- [Exercise inputs]:
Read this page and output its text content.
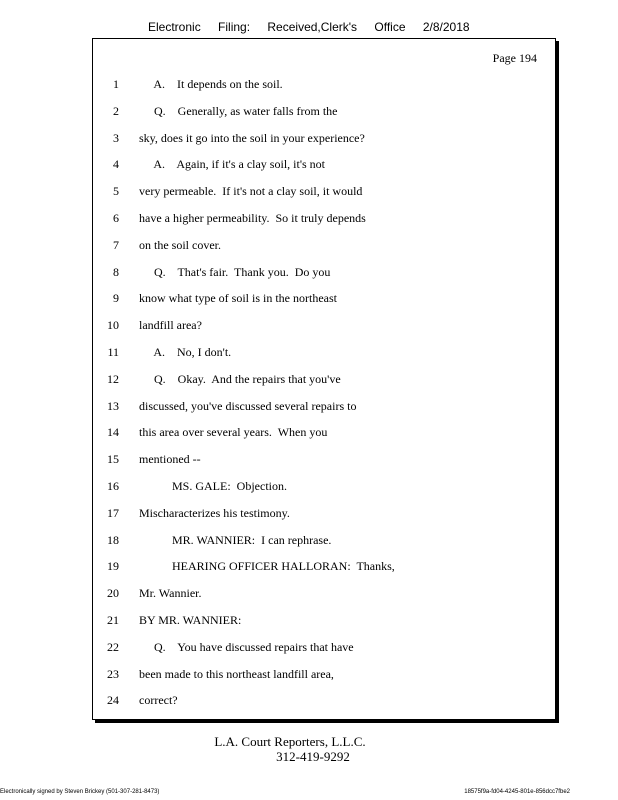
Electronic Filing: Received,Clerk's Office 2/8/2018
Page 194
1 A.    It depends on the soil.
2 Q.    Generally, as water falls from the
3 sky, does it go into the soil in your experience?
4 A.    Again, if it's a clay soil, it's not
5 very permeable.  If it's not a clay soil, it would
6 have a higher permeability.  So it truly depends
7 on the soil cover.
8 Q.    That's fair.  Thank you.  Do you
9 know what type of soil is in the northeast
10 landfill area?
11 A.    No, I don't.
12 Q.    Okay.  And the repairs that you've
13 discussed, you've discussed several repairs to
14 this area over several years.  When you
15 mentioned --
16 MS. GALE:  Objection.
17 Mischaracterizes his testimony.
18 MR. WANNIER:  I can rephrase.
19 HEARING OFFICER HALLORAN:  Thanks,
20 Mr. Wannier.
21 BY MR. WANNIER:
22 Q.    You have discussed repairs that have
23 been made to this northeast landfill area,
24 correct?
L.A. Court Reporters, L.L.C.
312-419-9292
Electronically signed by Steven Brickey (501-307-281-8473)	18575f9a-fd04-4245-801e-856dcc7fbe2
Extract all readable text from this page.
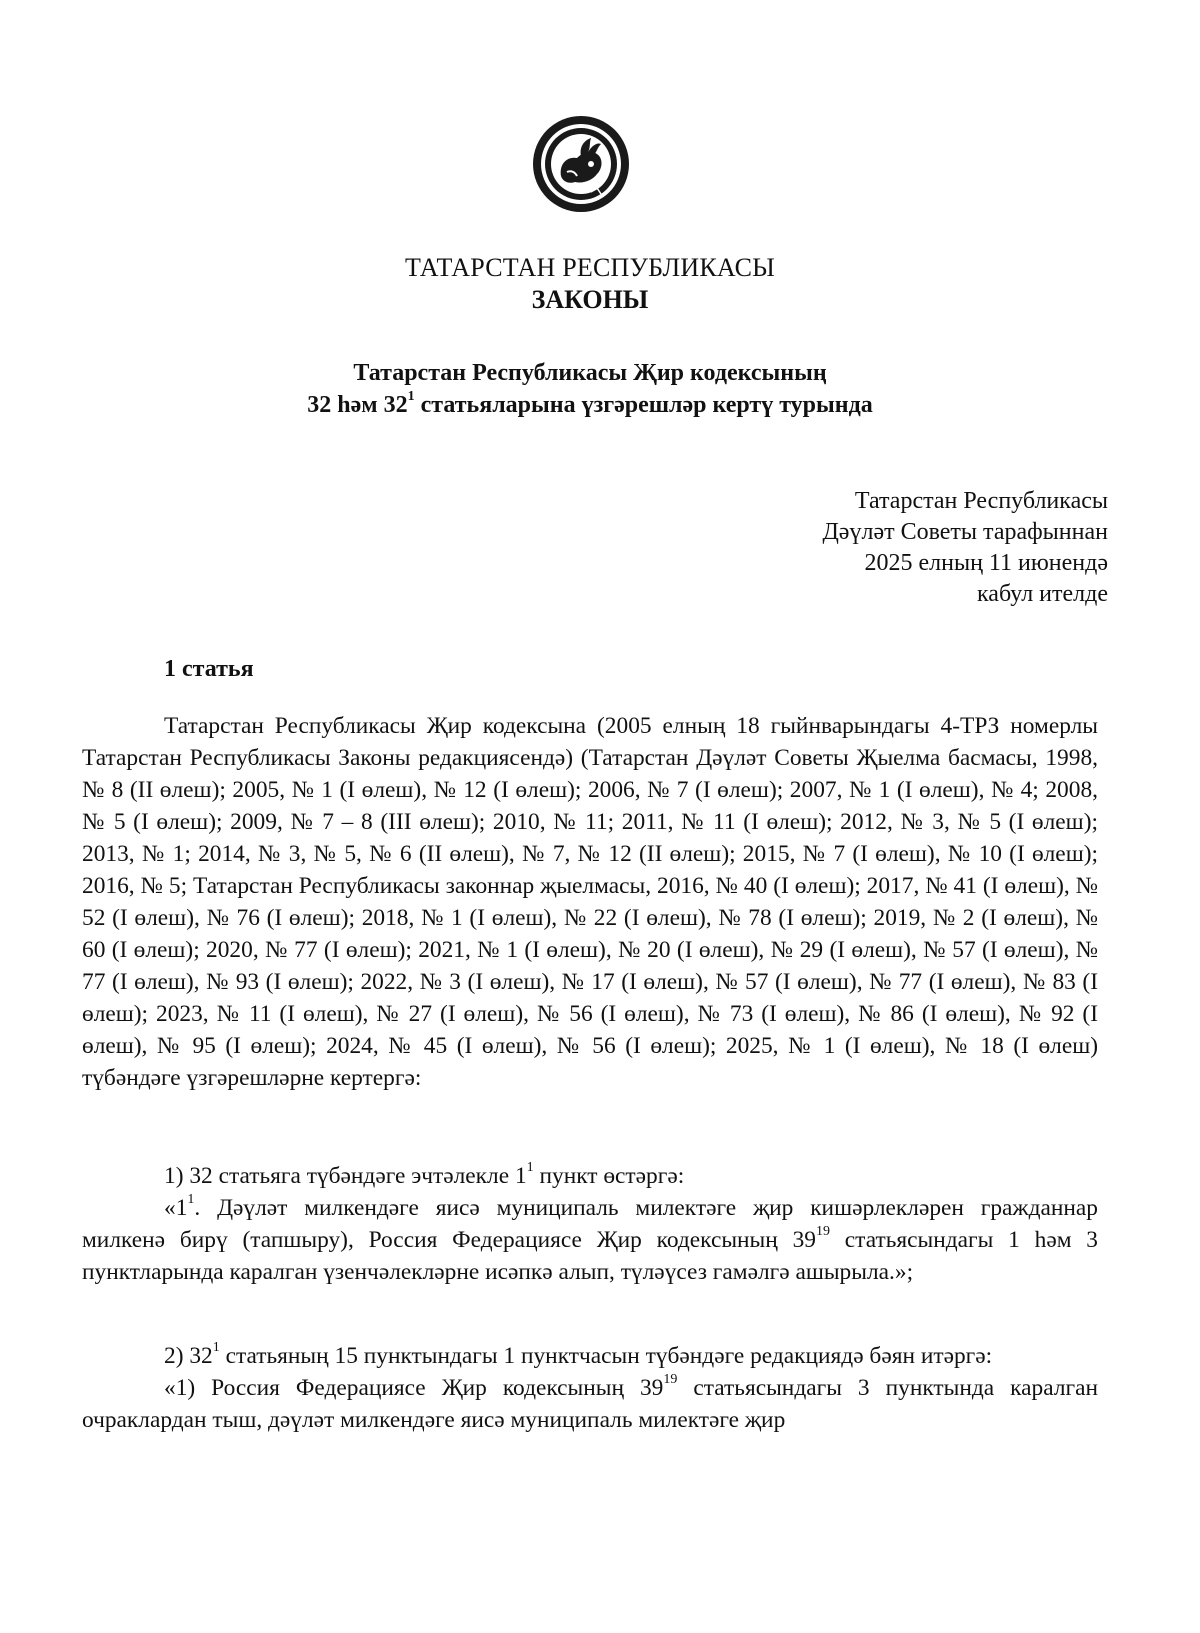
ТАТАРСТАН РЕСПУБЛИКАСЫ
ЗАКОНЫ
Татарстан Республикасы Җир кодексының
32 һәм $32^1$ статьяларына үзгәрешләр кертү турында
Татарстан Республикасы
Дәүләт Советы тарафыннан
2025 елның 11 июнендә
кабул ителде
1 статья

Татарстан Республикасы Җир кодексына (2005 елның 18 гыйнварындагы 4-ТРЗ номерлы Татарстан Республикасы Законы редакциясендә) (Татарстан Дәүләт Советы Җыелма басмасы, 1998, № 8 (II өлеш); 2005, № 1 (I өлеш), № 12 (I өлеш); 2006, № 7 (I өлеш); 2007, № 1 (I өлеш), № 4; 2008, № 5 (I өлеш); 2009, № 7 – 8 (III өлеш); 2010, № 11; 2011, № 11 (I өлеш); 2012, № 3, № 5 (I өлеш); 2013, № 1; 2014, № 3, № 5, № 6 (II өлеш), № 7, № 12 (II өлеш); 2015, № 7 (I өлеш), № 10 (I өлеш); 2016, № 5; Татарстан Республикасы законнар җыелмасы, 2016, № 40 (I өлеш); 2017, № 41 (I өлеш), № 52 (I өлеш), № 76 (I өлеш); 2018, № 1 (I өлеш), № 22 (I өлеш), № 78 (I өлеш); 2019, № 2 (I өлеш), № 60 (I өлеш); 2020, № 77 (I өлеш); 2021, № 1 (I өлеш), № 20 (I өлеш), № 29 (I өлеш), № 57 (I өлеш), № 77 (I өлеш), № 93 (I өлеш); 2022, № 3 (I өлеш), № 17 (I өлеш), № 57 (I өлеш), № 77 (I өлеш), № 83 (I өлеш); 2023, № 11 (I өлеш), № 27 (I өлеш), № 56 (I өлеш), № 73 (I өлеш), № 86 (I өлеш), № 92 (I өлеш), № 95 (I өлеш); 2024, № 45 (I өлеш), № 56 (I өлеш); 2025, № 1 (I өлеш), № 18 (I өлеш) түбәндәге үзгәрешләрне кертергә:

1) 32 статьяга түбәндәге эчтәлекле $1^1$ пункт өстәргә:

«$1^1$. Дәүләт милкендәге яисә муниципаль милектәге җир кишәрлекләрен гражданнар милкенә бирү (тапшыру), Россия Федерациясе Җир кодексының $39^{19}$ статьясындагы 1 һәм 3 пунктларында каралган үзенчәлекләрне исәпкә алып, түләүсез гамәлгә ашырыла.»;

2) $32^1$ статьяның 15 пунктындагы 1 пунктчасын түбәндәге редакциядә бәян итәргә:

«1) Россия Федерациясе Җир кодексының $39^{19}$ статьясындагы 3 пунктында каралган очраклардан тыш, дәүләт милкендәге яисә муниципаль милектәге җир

...

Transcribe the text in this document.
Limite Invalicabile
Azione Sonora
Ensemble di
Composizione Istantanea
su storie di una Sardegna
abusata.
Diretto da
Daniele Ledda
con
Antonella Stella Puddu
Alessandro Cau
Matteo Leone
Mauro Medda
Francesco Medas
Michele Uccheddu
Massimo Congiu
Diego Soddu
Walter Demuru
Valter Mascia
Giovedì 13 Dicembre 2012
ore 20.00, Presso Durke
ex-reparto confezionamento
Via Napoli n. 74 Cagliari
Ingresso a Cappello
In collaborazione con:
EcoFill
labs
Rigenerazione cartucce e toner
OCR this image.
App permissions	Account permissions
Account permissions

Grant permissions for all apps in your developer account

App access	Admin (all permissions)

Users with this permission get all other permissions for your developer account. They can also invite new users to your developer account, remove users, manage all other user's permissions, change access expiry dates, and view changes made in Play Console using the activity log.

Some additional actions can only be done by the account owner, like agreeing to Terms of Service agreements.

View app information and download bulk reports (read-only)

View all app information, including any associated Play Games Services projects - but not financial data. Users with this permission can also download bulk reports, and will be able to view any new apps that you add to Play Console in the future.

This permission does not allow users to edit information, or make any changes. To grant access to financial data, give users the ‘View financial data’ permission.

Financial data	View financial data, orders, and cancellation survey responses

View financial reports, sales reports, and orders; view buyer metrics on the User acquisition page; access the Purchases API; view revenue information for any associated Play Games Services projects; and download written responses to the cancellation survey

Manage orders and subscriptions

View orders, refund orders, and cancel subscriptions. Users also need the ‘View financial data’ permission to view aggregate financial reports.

...

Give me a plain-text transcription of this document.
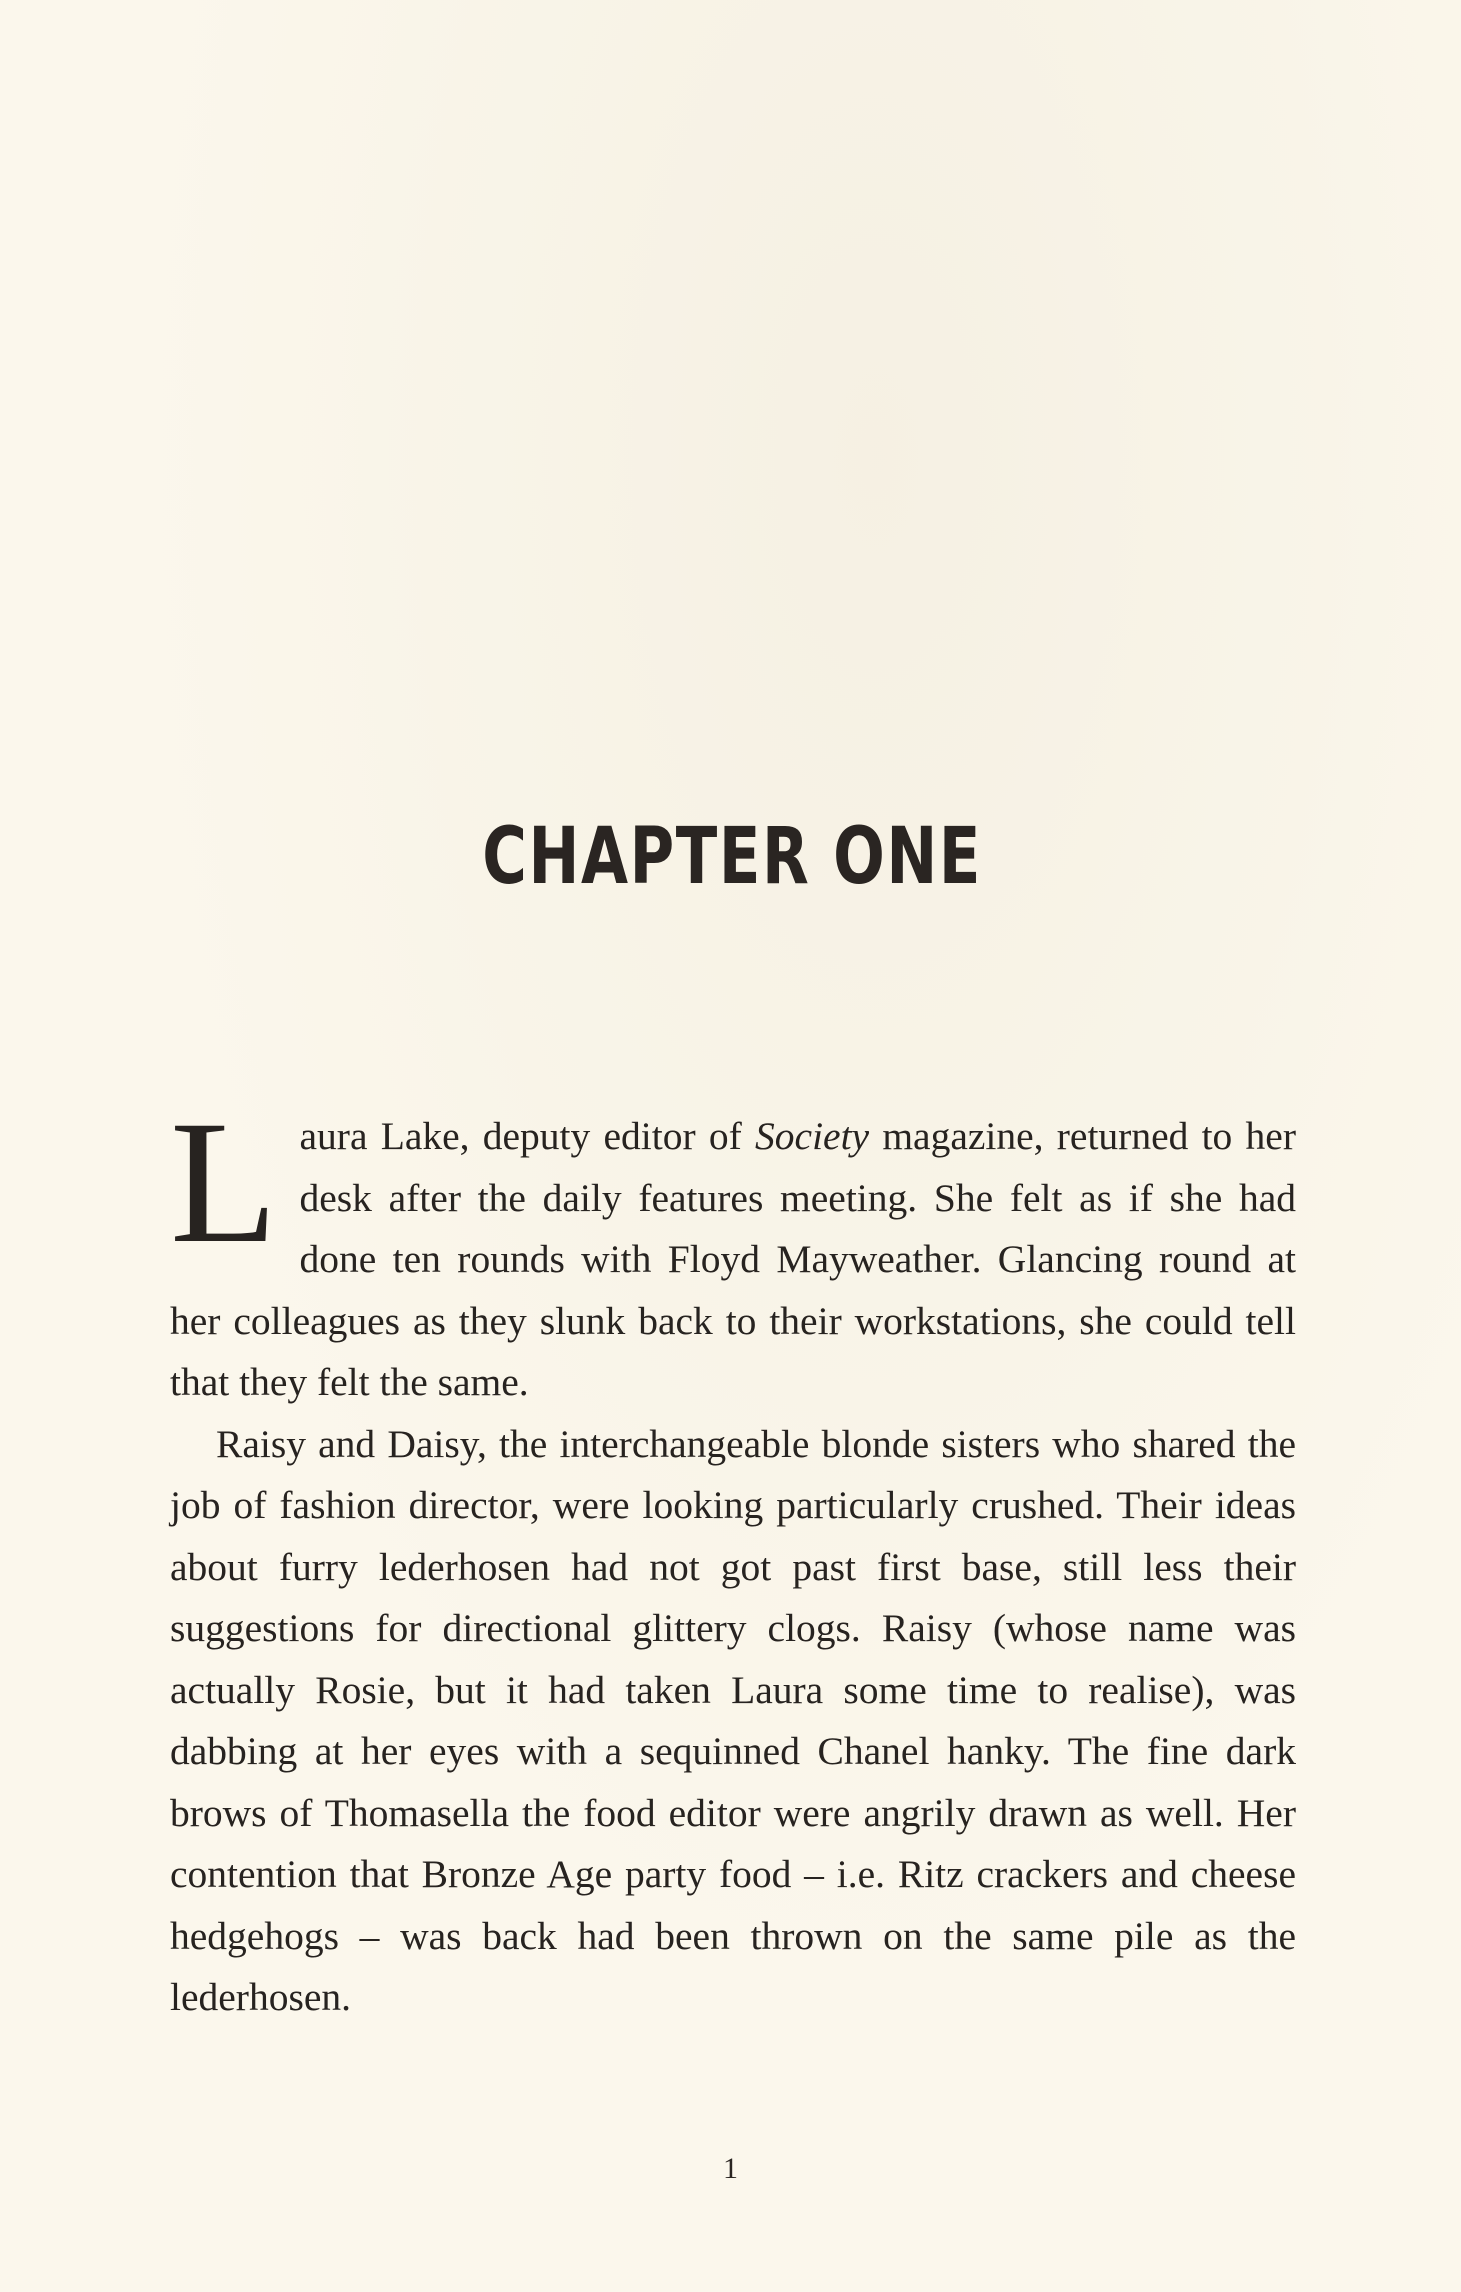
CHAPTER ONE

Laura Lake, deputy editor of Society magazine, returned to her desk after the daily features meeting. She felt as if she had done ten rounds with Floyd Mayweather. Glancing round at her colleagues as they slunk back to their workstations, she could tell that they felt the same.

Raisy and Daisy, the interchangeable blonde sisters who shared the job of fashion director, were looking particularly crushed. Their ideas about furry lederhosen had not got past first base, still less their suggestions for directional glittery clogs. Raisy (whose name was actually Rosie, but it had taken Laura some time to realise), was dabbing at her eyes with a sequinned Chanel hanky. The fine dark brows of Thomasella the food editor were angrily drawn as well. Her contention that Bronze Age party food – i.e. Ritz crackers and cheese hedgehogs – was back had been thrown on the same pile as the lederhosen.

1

- [Task directions]:
Lines that include the word "Федерациясе" are to be extracted from the data above.

- [The completed task]:
«$1^1$. Дәүләт милкендәге яисә муниципаль милектәге җир кишәрлекләрен гражданнар милкенә бирү (тапшыру), Россия Федерациясе Җир кодексының $39^{19}$ статьясындагы 1 һәм 3 пунктларында каралган үзенчәлекләрне исәпкә алып, түләүсез гамәлгә ашырыла.»;
«1) Россия Федерациясе Җир кодексының $39^{19}$ статьясындагы 3 пунктында каралган очраклардан тыш, дәүләт милкендәге яисә муниципаль милектәге җир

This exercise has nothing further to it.